Copy every line of the records below that holds the word "Creche".

_Saved data entries:_
## Start

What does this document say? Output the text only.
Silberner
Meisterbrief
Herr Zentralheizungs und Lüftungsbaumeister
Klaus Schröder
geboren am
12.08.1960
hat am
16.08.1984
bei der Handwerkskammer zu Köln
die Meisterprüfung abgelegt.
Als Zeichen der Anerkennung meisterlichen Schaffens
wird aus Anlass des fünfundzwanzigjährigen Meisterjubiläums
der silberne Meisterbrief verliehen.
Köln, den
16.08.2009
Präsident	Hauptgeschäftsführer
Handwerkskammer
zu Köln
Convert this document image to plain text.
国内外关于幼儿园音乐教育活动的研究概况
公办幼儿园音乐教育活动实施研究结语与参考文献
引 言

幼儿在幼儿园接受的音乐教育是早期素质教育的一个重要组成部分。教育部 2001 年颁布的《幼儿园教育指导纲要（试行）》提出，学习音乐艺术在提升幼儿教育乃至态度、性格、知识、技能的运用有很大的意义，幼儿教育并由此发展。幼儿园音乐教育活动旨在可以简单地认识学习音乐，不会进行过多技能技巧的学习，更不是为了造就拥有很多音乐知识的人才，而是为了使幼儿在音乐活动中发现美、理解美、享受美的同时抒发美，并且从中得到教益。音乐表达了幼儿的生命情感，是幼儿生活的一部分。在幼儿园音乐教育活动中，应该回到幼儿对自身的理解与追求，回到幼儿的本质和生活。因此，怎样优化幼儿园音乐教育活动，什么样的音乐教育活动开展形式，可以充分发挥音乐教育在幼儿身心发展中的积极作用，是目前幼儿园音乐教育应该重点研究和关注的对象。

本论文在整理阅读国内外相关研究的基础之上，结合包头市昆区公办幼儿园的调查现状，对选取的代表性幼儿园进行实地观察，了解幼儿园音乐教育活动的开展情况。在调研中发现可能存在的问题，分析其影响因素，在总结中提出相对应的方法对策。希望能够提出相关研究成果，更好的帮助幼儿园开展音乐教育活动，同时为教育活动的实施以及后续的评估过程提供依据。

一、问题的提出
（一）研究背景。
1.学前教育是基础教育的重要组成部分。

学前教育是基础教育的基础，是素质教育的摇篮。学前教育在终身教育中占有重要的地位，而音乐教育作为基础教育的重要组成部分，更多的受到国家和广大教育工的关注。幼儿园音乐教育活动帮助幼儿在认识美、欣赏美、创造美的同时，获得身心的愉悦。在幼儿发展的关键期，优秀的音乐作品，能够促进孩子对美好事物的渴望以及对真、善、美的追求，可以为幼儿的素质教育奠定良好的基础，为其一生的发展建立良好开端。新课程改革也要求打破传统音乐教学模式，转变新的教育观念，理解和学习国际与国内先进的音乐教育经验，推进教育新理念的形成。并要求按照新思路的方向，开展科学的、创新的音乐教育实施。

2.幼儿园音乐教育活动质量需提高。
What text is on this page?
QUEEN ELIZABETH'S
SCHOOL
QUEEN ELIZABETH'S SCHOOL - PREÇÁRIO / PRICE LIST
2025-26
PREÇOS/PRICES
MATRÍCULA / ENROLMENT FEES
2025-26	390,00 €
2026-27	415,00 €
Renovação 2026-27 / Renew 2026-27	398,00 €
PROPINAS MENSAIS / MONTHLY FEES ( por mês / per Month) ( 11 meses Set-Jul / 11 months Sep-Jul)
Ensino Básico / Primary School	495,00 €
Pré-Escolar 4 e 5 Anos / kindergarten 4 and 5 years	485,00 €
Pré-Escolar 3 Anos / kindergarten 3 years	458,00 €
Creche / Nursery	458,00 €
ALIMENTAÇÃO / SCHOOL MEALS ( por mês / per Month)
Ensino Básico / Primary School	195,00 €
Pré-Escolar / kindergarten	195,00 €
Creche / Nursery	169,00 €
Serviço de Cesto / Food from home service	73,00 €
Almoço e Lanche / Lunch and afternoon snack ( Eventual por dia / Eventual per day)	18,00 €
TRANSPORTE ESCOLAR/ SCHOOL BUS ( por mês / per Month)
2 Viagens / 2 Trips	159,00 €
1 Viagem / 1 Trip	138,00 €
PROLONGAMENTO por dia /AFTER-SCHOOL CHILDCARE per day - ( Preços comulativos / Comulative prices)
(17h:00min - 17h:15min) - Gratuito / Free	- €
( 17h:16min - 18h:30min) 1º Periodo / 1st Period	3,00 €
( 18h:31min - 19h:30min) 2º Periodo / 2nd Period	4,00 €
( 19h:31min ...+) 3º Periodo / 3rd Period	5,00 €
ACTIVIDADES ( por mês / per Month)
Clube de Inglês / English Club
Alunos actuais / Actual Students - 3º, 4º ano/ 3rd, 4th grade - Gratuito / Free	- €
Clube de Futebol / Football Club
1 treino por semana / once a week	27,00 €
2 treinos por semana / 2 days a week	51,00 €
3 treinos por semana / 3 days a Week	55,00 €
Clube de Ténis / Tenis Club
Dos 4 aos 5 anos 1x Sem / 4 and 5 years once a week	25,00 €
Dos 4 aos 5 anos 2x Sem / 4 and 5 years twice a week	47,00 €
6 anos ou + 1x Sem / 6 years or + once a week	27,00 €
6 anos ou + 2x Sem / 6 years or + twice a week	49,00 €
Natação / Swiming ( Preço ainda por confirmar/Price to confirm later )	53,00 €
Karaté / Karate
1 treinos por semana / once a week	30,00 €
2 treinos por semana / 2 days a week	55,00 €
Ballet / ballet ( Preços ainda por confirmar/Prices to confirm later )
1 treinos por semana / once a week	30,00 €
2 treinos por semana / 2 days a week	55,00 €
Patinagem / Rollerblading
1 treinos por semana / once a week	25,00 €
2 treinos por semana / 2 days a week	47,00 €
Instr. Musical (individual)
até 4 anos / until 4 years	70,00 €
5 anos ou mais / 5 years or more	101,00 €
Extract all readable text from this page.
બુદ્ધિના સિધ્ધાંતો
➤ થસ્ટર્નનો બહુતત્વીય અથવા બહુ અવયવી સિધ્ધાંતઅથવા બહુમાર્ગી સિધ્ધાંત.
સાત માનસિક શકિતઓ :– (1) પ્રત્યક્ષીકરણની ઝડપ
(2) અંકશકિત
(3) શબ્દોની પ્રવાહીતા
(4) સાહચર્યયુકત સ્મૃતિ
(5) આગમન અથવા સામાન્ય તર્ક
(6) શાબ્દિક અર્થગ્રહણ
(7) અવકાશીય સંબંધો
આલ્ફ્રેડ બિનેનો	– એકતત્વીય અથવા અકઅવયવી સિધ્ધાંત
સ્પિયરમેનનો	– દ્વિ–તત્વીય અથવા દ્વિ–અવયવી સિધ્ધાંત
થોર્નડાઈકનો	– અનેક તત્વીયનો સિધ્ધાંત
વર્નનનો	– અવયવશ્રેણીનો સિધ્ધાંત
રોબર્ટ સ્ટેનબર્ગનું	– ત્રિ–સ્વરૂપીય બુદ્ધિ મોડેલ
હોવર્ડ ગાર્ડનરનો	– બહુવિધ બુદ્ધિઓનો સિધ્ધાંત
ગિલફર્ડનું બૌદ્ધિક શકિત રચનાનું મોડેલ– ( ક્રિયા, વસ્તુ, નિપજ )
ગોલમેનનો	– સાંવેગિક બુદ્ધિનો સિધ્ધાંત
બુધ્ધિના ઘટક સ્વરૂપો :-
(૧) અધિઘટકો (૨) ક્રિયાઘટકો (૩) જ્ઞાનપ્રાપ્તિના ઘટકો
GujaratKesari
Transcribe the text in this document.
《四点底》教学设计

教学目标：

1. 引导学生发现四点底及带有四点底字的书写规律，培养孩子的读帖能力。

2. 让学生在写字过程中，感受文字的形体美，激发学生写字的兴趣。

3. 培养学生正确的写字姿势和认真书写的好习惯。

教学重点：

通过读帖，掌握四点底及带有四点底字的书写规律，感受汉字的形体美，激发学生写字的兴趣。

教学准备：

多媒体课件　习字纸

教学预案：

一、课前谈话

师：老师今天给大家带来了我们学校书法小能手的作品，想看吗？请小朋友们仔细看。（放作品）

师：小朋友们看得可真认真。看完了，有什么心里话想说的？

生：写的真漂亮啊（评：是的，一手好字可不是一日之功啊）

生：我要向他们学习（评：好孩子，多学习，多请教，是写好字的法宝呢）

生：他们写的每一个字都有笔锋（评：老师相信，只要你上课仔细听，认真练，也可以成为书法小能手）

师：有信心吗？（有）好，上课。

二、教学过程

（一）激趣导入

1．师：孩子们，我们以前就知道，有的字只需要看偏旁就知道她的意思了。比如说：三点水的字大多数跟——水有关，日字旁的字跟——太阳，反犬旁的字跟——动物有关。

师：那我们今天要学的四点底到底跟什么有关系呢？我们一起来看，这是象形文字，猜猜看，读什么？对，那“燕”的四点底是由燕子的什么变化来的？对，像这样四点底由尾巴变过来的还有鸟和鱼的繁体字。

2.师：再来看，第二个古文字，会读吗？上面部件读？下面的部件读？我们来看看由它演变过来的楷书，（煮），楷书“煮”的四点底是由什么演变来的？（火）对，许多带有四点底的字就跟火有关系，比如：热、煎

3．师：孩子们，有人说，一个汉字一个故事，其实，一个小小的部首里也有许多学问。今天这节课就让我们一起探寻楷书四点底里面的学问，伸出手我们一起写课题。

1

## End

_Exercise answer:_
Creche / Nursery	458,00 €
Creche / Nursery	169,00 €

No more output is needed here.